══ SUPPLIED INFORMATION ══

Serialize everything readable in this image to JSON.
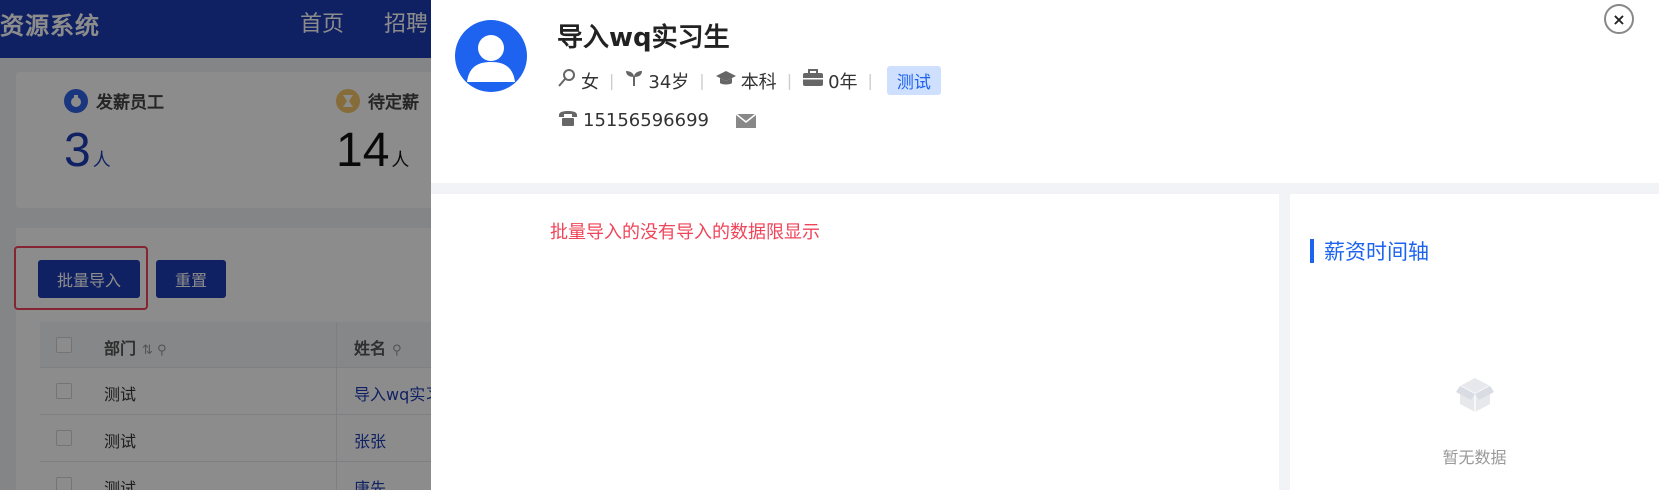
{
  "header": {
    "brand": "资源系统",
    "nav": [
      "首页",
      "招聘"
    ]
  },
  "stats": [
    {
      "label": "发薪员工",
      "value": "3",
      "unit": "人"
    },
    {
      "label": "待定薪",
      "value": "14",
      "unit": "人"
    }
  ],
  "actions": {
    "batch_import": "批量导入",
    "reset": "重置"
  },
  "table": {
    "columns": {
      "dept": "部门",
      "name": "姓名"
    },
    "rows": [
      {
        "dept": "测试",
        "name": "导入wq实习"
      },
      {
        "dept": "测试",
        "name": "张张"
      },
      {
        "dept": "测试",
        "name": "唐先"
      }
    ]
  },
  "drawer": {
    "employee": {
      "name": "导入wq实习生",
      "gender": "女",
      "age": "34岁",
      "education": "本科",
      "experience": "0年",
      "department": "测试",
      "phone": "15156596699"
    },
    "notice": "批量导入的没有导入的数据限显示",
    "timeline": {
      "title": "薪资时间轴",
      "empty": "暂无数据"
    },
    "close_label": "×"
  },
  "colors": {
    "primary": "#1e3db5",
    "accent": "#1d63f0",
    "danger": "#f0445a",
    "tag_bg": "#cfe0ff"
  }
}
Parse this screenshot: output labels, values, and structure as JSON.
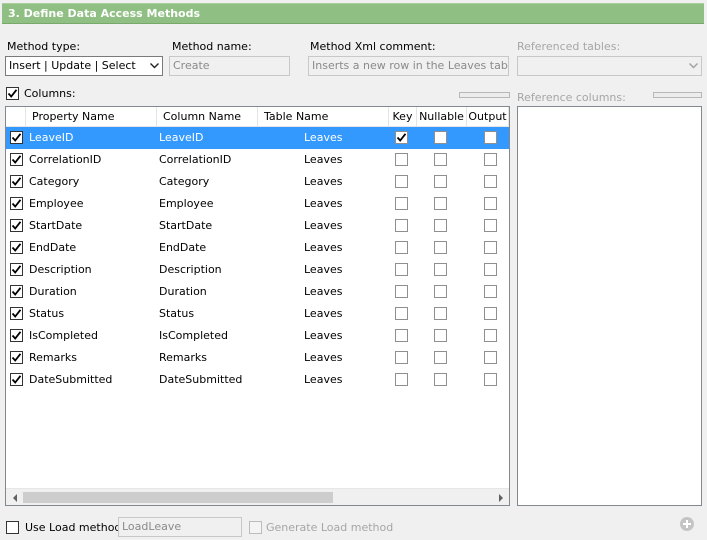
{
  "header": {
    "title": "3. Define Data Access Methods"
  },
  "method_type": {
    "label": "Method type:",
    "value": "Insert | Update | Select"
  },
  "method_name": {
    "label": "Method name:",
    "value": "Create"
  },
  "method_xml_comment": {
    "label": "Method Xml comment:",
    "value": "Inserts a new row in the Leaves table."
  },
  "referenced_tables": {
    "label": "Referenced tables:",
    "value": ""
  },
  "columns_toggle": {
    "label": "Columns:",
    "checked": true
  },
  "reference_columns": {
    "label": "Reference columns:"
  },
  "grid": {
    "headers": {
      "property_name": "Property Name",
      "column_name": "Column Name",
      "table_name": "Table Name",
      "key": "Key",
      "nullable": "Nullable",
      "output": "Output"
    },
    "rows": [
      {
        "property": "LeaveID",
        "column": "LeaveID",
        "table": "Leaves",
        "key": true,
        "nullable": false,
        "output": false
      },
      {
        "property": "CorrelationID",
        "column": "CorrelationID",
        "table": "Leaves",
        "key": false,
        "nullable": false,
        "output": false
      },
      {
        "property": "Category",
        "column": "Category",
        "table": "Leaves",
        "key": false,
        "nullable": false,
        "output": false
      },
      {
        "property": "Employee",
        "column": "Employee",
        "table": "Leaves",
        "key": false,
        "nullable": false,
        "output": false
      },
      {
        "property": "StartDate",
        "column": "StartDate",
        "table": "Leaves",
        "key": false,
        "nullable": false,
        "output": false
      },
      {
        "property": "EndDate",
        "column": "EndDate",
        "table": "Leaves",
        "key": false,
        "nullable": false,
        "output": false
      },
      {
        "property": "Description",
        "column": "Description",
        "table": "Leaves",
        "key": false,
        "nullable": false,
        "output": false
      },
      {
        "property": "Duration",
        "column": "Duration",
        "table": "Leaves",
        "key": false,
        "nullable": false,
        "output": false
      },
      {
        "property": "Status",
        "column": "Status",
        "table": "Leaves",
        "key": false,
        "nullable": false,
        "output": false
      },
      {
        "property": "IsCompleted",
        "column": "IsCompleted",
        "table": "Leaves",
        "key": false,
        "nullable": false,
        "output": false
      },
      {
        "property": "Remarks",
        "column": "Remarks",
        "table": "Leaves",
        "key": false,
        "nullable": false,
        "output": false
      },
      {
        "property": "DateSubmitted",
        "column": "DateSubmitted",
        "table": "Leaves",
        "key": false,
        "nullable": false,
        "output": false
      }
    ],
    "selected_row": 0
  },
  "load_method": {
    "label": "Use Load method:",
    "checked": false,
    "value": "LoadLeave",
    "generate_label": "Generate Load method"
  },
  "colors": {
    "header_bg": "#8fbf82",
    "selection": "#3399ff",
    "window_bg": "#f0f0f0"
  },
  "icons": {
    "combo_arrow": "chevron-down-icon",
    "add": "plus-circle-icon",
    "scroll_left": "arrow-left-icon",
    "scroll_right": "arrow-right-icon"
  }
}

═══

# SHORT PROBLEM
Pull every line containing "CorrelationID" out of the records.

# RESPONSE TO THE TASK
        "property": "CorrelationID",
        "column": "CorrelationID",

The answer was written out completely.